Below is some material; set it all down exactly, apart from the pictures.

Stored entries
----

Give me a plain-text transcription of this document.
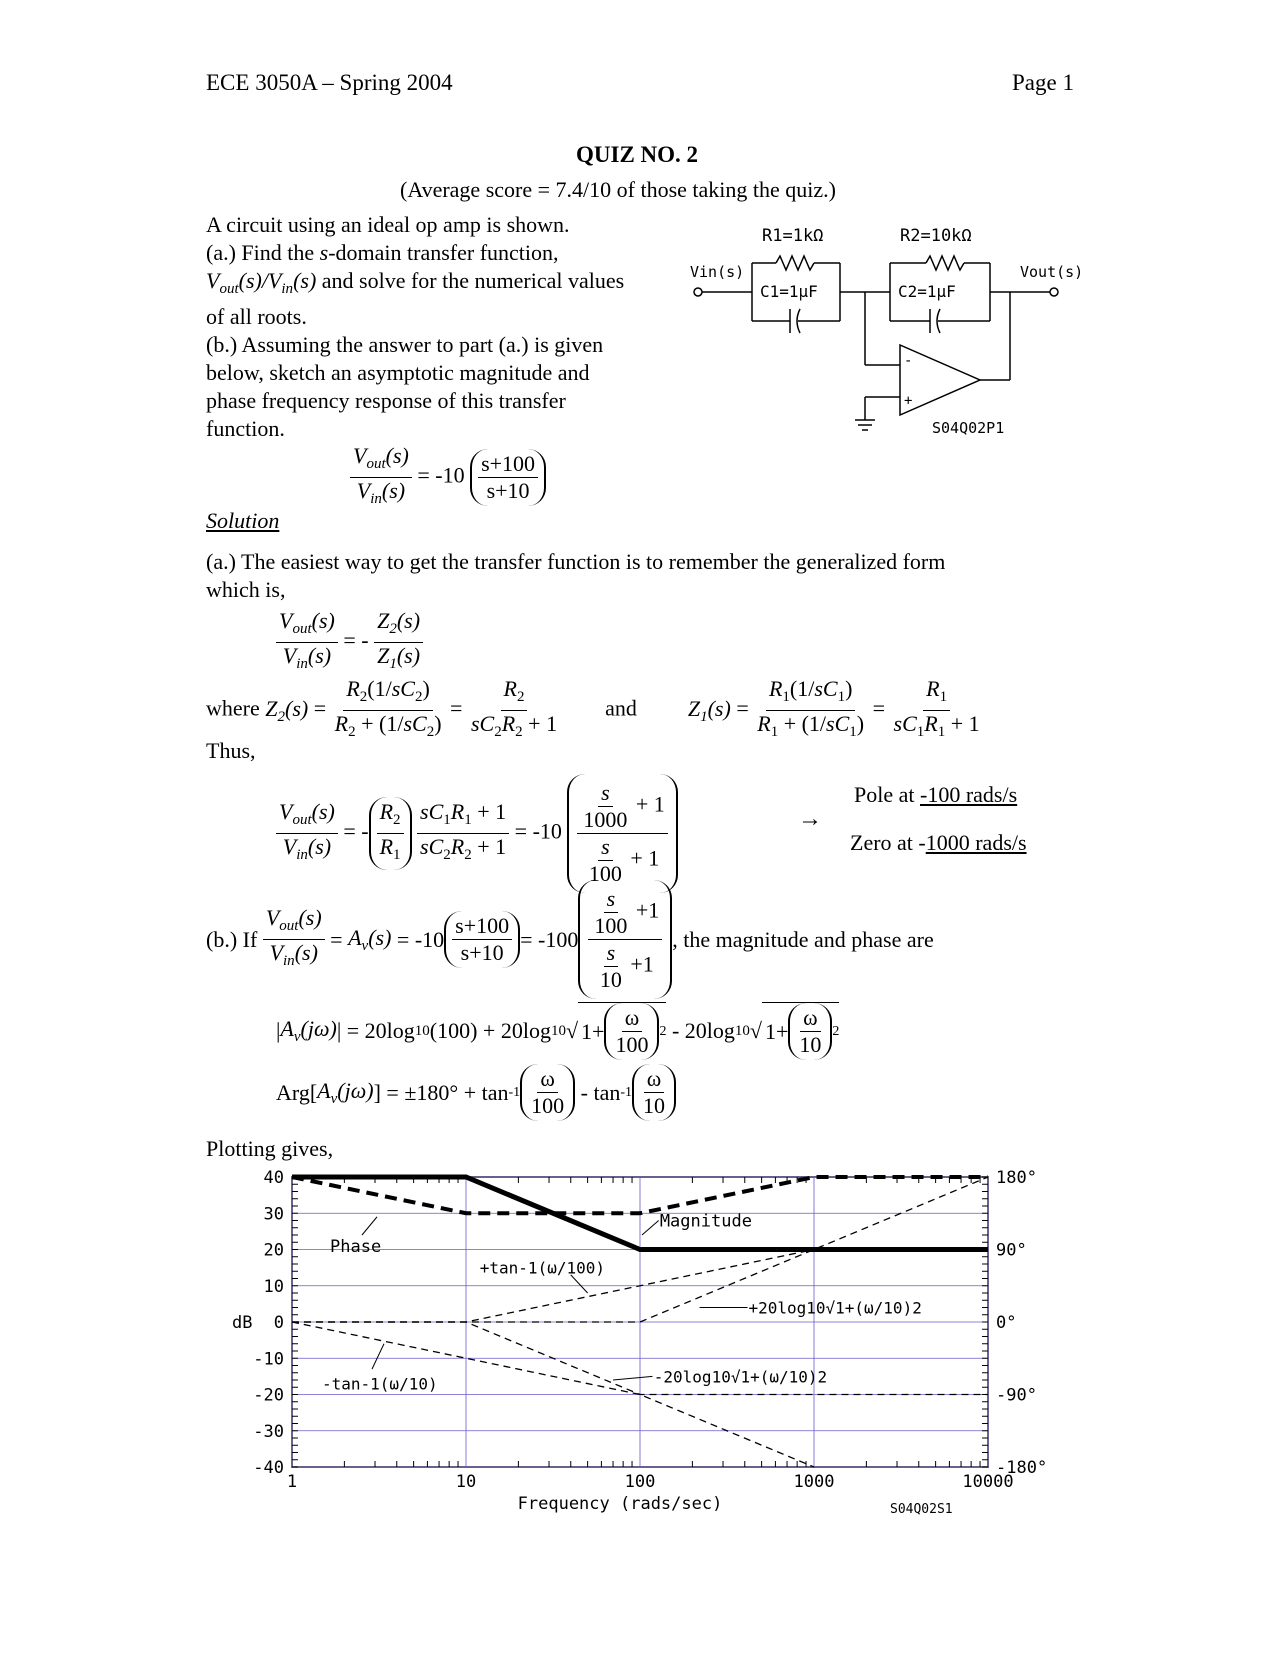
ECE 3050A – Spring 2004	Page 1
QUIZ NO. 2
(Average score = 7.4/10 of those taking the quiz.)
A circuit using an ideal op amp is shown.
(a.) Find the s-domain transfer function,
$V_{out}(s)/V_{in}(s)$ and solve for the numerical values
of all roots.
(b.) Assuming the answer to part (a.) is given
below, sketch an asymptotic magnitude and
phase frequency response of this transfer
function.
R1=1kΩ	R2=10kΩ
C1=1μF	C2=1μF
Vin(s)	Vout(s)
-
+
S04Q02P1
$\frac{V_{out}(s)}{V_{in}(s)} = -10 \frac{s+100}{s+10}$
Solution
(a.) The easiest way to get the transfer function is to remember the generalized form
which is,
$\frac{V_{out}(s)}{V_{in}(s)}$ = - $\frac{Z_2(s)}{Z_1(s)}$
where $Z_2(s) = \frac{R_2(1/sC_2)}{R_2 + (1/sC_2)} = \frac{R_2}{sC_2R_2 + 1}$ and $Z_1(s) = \frac{R_1(1/sC_1)}{R_1 + (1/sC_1)} = \frac{R_1}{sC_1R_1 + 1}$
Thus,
$\frac{V_{out}(s)}{V_{in}(s)}$ = - $\frac{R_2}{R_1}$
$\frac{sC_1R_1 + 1}{sC_2R_2 + 1} = -10 \frac{\frac{s}{1000} + 1}{\frac{s}{100} + 1}$	→
Pole at -100 rads/s
Zero at -1000 rads/s
(b.) If
$\frac{V_{out}(s)}{V_{in}(s)} = A_v(s) = -10 \frac{s+100}{s+10} = -100 \frac{\frac{s}{100} +1}{\frac{s}{10} +1}$ , the magnitude and phase are
| $A_v(j\omega)$ | = 20log 10 (100) + 20log 10 √ $1+ \frac{\omega}{100} 2 - 20\log$ 10 √ $1+ \frac{\omega}{10} 2$
Arg[ $A_v(j\omega)$ ] = $\pm 180^\circ + \tan -1 \frac{\omega}{100} - \tan -1 \frac{\omega}{10}$
Plotting gives,
40
30
20
10
0
-10
-20
-30
-40
1	10	100	1000	10000
180°
90°
0°
-90°
-180°
dB
Frequency (rads/sec)	S04Q02S1
Phase
Magnitude
+tan-1(ω/100)
+20log10√1+(ω/10)2
-20log10√1+(ω/10)2
-tan-1(ω/10)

----

- TASK SOLUTION:
Give me a plain-text transcription of this document.
ECE 3050A – Spring 2004	Page 1
QUIZ NO. 2
(Average score = 7.4/10 of those taking the quiz.)
A circuit using an ideal op amp is shown.
(a.) Find the s-domain transfer function,
$V_{out}(s)/V_{in}(s)$ and solve for the numerical values
of all roots.
(b.) Assuming the answer to part (a.) is given
below, sketch an asymptotic magnitude and
phase frequency response of this transfer
function.
R1=1kΩ	R2=10kΩ
C1=1μF	C2=1μF
Vin(s)	Vout(s)
-
+
S04Q02P1
$\frac{V_{out}(s)}{V_{in}(s)} = -10 \frac{s+100}{s+10}$
Solution
(a.) The easiest way to get the transfer function is to remember the generalized form
which is,
$\frac{V_{out}(s)}{V_{in}(s)}$ = - $\frac{Z_2(s)}{Z_1(s)}$
where $Z_2(s) = \frac{R_2(1/sC_2)}{R_2 + (1/sC_2)} = \frac{R_2}{sC_2R_2 + 1}$ and $Z_1(s) = \frac{R_1(1/sC_1)}{R_1 + (1/sC_1)} = \frac{R_1}{sC_1R_1 + 1}$
Thus,
$\frac{V_{out}(s)}{V_{in}(s)}$ = - $\frac{R_2}{R_1}$
$\frac{sC_1R_1 + 1}{sC_2R_2 + 1} = -10 \frac{\frac{s}{1000} + 1}{\frac{s}{100} + 1}$	→
Pole at -100 rads/s
Zero at -1000 rads/s
(b.) If
$\frac{V_{out}(s)}{V_{in}(s)} = A_v(s) = -10 \frac{s+100}{s+10} = -100 \frac{\frac{s}{100} +1}{\frac{s}{10} +1}$ , the magnitude and phase are
| $A_v(j\omega)$ | = 20log 10 (100) + 20log 10 √ $1+ \frac{\omega}{100} 2 - 20\log$ 10 √ $1+ \frac{\omega}{10} 2$
Arg[ $A_v(j\omega)$ ] = $\pm 180^\circ + \tan -1 \frac{\omega}{100} - \tan -1 \frac{\omega}{10}$
Plotting gives,
40
30
20
10
0
-10
-20
-30
-40
1	10	100	1000	10000
180°
90°
0°
-90°
-180°
dB
Frequency (rads/sec)	S04Q02S1
Phase
Magnitude
+tan-1(ω/100)
+20log10√1+(ω/10)2
-20log10√1+(ω/10)2
-tan-1(ω/10)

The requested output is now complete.